━━ INFORMATION SUPPLIED ━━

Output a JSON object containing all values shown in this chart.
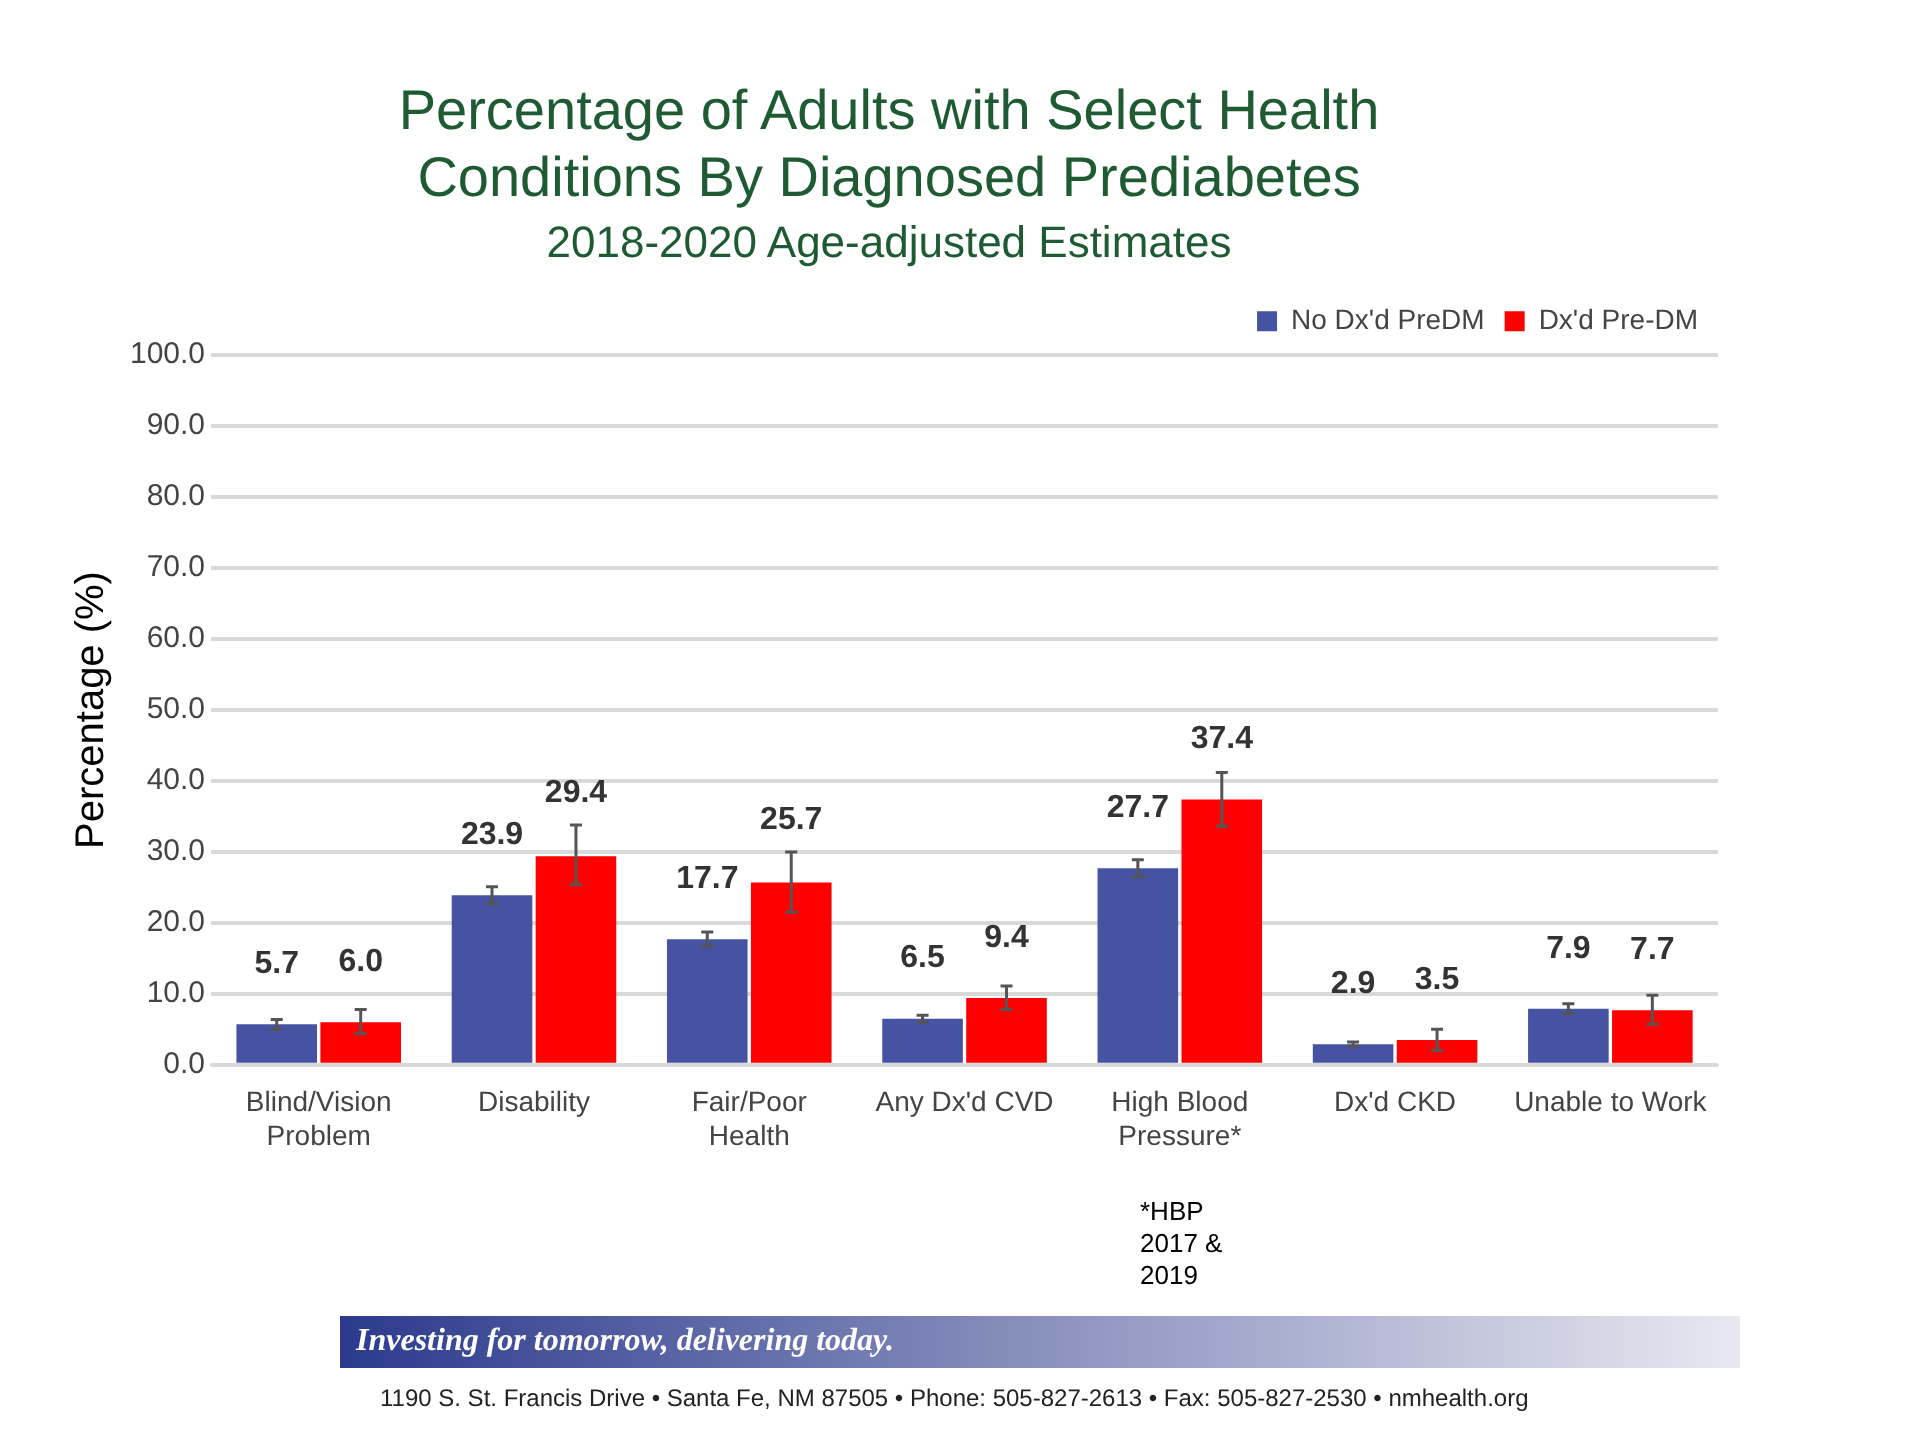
{
  "chart_data": {
    "type": "bar",
    "title": [
      "Percentage of Adults with Select Health",
      "Conditions By Diagnosed Prediabetes"
    ],
    "subtitle": "2018-2020 Age-adjusted Estimates",
    "ylabel": "Percentage (%)",
    "categories": [
      "Blind/Vision Problem",
      "Disability",
      "Fair/Poor Health",
      "Any Dx'd CVD",
      "High Blood Pressure*",
      "Dx'd CKD",
      "Unable to Work"
    ],
    "series": [
      {
        "name": "No Dx'd PreDM",
        "color": "#4653a2",
        "values": [
          5.7,
          23.9,
          17.7,
          6.5,
          27.7,
          2.9,
          7.9
        ],
        "value_labels": [
          "5.7",
          "23.9",
          "17.7",
          "6.5",
          "27.7",
          "2.9",
          "7.9"
        ],
        "errors": [
          [
            5.0,
            6.4
          ],
          [
            22.7,
            25.1
          ],
          [
            16.7,
            18.7
          ],
          [
            6.0,
            7.0
          ],
          [
            26.5,
            28.9
          ],
          [
            2.6,
            3.2
          ],
          [
            7.2,
            8.6
          ]
        ]
      },
      {
        "name": "Dx'd Pre-DM",
        "color": "#ff0000",
        "values": [
          6.0,
          29.4,
          25.7,
          9.4,
          37.4,
          3.5,
          7.7
        ],
        "value_labels": [
          "6.0",
          "29.4",
          "25.7",
          "9.4",
          "37.4",
          "3.5",
          "7.7"
        ],
        "errors": [
          [
            4.4,
            7.8
          ],
          [
            25.4,
            33.8
          ],
          [
            21.5,
            30.0
          ],
          [
            7.8,
            11.1
          ],
          [
            33.6,
            41.2
          ],
          [
            2.0,
            5.0
          ],
          [
            5.7,
            9.8
          ]
        ]
      }
    ],
    "ylim": [
      0,
      100
    ],
    "yticks": [
      {
        "value": 0,
        "label": "0.0"
      },
      {
        "value": 10,
        "label": "10.0"
      },
      {
        "value": 20,
        "label": "20.0"
      },
      {
        "value": 30,
        "label": "30.0"
      },
      {
        "value": 40,
        "label": "40.0"
      },
      {
        "value": 50,
        "label": "50.0"
      },
      {
        "value": 60,
        "label": "60.0"
      },
      {
        "value": 70,
        "label": "70.0"
      },
      {
        "value": 80,
        "label": "80.0"
      },
      {
        "value": 90,
        "label": "90.0"
      },
      {
        "value": 100,
        "label": "100.0"
      }
    ],
    "grid": "y",
    "legend": "top right",
    "annotations": [
      "*HBP 2017 & 2019",
      "Investing for tomorrow, delivering today.",
      "1190 S. St. Francis Drive • Santa Fe, NM 87505 • Phone: 505-827-2613 • Fax: 505-827-2530 • nmhealth.org"
    ]
  }
}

━━━

# PROMPT
All entries must be written out again exactly as given, with no pictures in the copy.

# PROBLEM SOLUTION
Output a JSON object containing all values shown in this chart.
{
  "chart_data": {
    "type": "bar",
    "title": [
      "Percentage of Adults with Select Health",
      "Conditions By Diagnosed Prediabetes"
    ],
    "subtitle": "2018-2020 Age-adjusted Estimates",
    "ylabel": "Percentage (%)",
    "categories": [
      "Blind/Vision Problem",
      "Disability",
      "Fair/Poor Health",
      "Any Dx'd CVD",
      "High Blood Pressure*",
      "Dx'd CKD",
      "Unable to Work"
    ],
    "series": [
      {
        "name": "No Dx'd PreDM",
        "color": "#4653a2",
        "values": [
          5.7,
          23.9,
          17.7,
          6.5,
          27.7,
          2.9,
          7.9
        ],
        "value_labels": [
          "5.7",
          "23.9",
          "17.7",
          "6.5",
          "27.7",
          "2.9",
          "7.9"
        ],
        "errors": [
          [
            5.0,
            6.4
          ],
          [
            22.7,
            25.1
          ],
          [
            16.7,
            18.7
          ],
          [
            6.0,
            7.0
          ],
          [
            26.5,
            28.9
          ],
          [
            2.6,
            3.2
          ],
          [
            7.2,
            8.6
          ]
        ]
      },
      {
        "name": "Dx'd Pre-DM",
        "color": "#ff0000",
        "values": [
          6.0,
          29.4,
          25.7,
          9.4,
          37.4,
          3.5,
          7.7
        ],
        "value_labels": [
          "6.0",
          "29.4",
          "25.7",
          "9.4",
          "37.4",
          "3.5",
          "7.7"
        ],
        "errors": [
          [
            4.4,
            7.8
          ],
          [
            25.4,
            33.8
          ],
          [
            21.5,
            30.0
          ],
          [
            7.8,
            11.1
          ],
          [
            33.6,
            41.2
          ],
          [
            2.0,
            5.0
          ],
          [
            5.7,
            9.8
          ]
        ]
      }
    ],
    "ylim": [
      0,
      100
    ],
    "yticks": [
      {
        "value": 0,
        "label": "0.0"
      },
      {
        "value": 10,
        "label": "10.0"
      },
      {
        "value": 20,
        "label": "20.0"
      },
      {
        "value": 30,
        "label": "30.0"
      },
      {
        "value": 40,
        "label": "40.0"
      },
      {
        "value": 50,
        "label": "50.0"
      },
      {
        "value": 60,
        "label": "60.0"
      },
      {
        "value": 70,
        "label": "70.0"
      },
      {
        "value": 80,
        "label": "80.0"
      },
      {
        "value": 90,
        "label": "90.0"
      },
      {
        "value": 100,
        "label": "100.0"
      }
    ],
    "grid": "y",
    "legend": "top right",
    "annotations": [
      "*HBP 2017 & 2019",
      "Investing for tomorrow, delivering today.",
      "1190 S. St. Francis Drive • Santa Fe, NM 87505 • Phone: 505-827-2613 • Fax: 505-827-2530 • nmhealth.org"
    ]
  }
}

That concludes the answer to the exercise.